WHAT IS REQUIRED — Copy the listing verbatim, excluding any images found in it.

GIVEN ENTRIES —
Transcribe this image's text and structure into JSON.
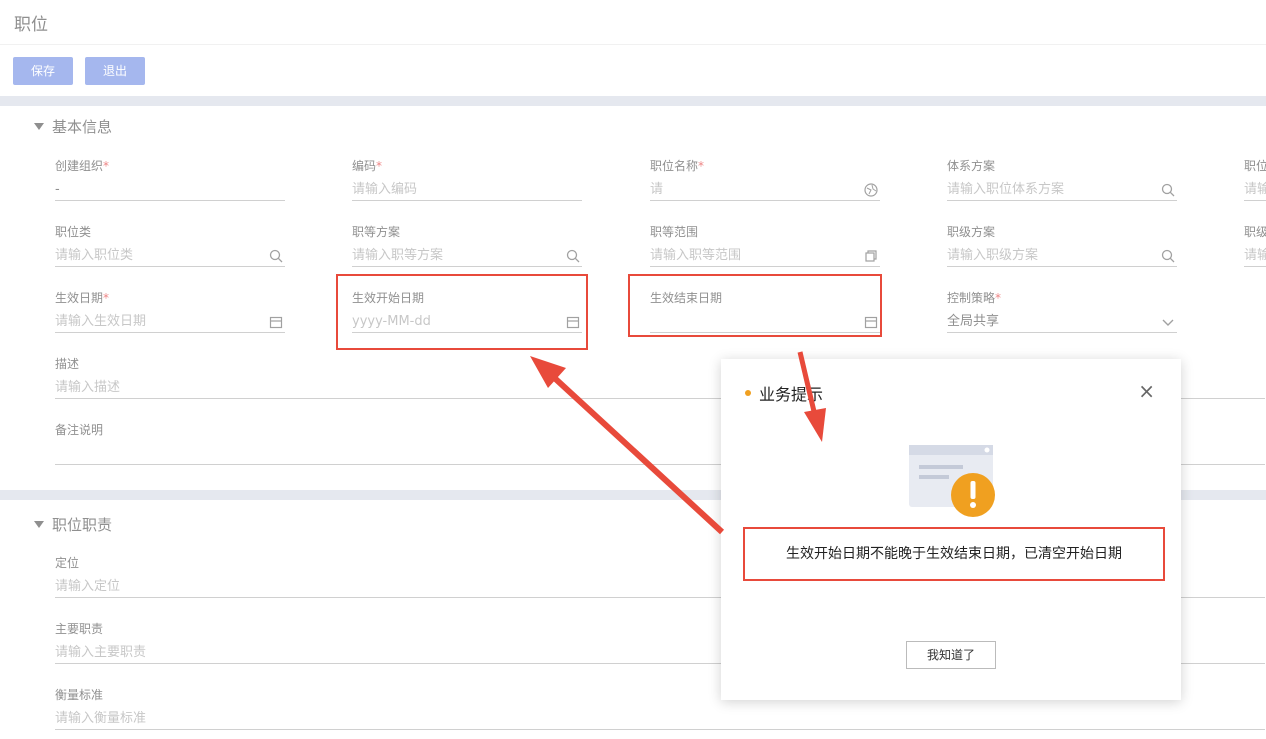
{
  "page": {
    "title": "职位"
  },
  "toolbar": {
    "save_label": "保存",
    "exit_label": "退出"
  },
  "sections": {
    "basic": "基本信息",
    "duty": "职位职责"
  },
  "fields": {
    "org": {
      "label": "创建组织",
      "value": "-"
    },
    "code": {
      "label": "编码",
      "placeholder": "请输入编码"
    },
    "name": {
      "label": "职位名称",
      "value": "请"
    },
    "system": {
      "label": "体系方案",
      "placeholder": "请输入职位体系方案"
    },
    "col5": {
      "label": "职位",
      "placeholder": "请输"
    },
    "pos_type": {
      "label": "职位类",
      "placeholder": "请输入职位类"
    },
    "grade_plan": {
      "label": "职等方案",
      "placeholder": "请输入职等方案"
    },
    "grade_range": {
      "label": "职等范围",
      "placeholder": "请输入职等范围"
    },
    "level_plan": {
      "label": "职级方案",
      "placeholder": "请输入职级方案"
    },
    "col5b": {
      "label": "职级",
      "placeholder": "请输"
    },
    "eff_date": {
      "label": "生效日期",
      "placeholder": "请输入生效日期"
    },
    "eff_start": {
      "label": "生效开始日期",
      "placeholder": "yyyy-MM-dd"
    },
    "eff_end": {
      "label": "生效结束日期",
      "value": ""
    },
    "policy": {
      "label": "控制策略",
      "value": "全局共享"
    },
    "desc": {
      "label": "描述",
      "placeholder": "请输入描述"
    },
    "remark": {
      "label": "备注说明",
      "placeholder": ""
    },
    "position": {
      "label": "定位",
      "placeholder": "请输入定位"
    },
    "main_duty": {
      "label": "主要职责",
      "placeholder": "请输入主要职责"
    },
    "measure": {
      "label": "衡量标准",
      "placeholder": "请输入衡量标准"
    }
  },
  "modal": {
    "title": "业务提示",
    "message": "生效开始日期不能晚于生效结束日期，已清空开始日期",
    "ok_label": "我知道了",
    "close_icon": "close-icon"
  },
  "colors": {
    "accent": "#5b7ce0",
    "highlight": "#e84a3b",
    "warning": "#f0a020"
  }
}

FULL OUTPUT —
Transcribe this image's text and structure into JSON.
{
  "page": {
    "title": "职位"
  },
  "toolbar": {
    "save_label": "保存",
    "exit_label": "退出"
  },
  "sections": {
    "basic": "基本信息",
    "duty": "职位职责"
  },
  "fields": {
    "org": {
      "label": "创建组织",
      "value": "-"
    },
    "code": {
      "label": "编码",
      "placeholder": "请输入编码"
    },
    "name": {
      "label": "职位名称",
      "value": "请"
    },
    "system": {
      "label": "体系方案",
      "placeholder": "请输入职位体系方案"
    },
    "col5": {
      "label": "职位",
      "placeholder": "请输"
    },
    "pos_type": {
      "label": "职位类",
      "placeholder": "请输入职位类"
    },
    "grade_plan": {
      "label": "职等方案",
      "placeholder": "请输入职等方案"
    },
    "grade_range": {
      "label": "职等范围",
      "placeholder": "请输入职等范围"
    },
    "level_plan": {
      "label": "职级方案",
      "placeholder": "请输入职级方案"
    },
    "col5b": {
      "label": "职级",
      "placeholder": "请输"
    },
    "eff_date": {
      "label": "生效日期",
      "placeholder": "请输入生效日期"
    },
    "eff_start": {
      "label": "生效开始日期",
      "placeholder": "yyyy-MM-dd"
    },
    "eff_end": {
      "label": "生效结束日期",
      "value": ""
    },
    "policy": {
      "label": "控制策略",
      "value": "全局共享"
    },
    "desc": {
      "label": "描述",
      "placeholder": "请输入描述"
    },
    "remark": {
      "label": "备注说明",
      "placeholder": ""
    },
    "position": {
      "label": "定位",
      "placeholder": "请输入定位"
    },
    "main_duty": {
      "label": "主要职责",
      "placeholder": "请输入主要职责"
    },
    "measure": {
      "label": "衡量标准",
      "placeholder": "请输入衡量标准"
    }
  },
  "modal": {
    "title": "业务提示",
    "message": "生效开始日期不能晚于生效结束日期，已清空开始日期",
    "ok_label": "我知道了",
    "close_icon": "close-icon"
  },
  "colors": {
    "accent": "#5b7ce0",
    "highlight": "#e84a3b",
    "warning": "#f0a020"
  }
}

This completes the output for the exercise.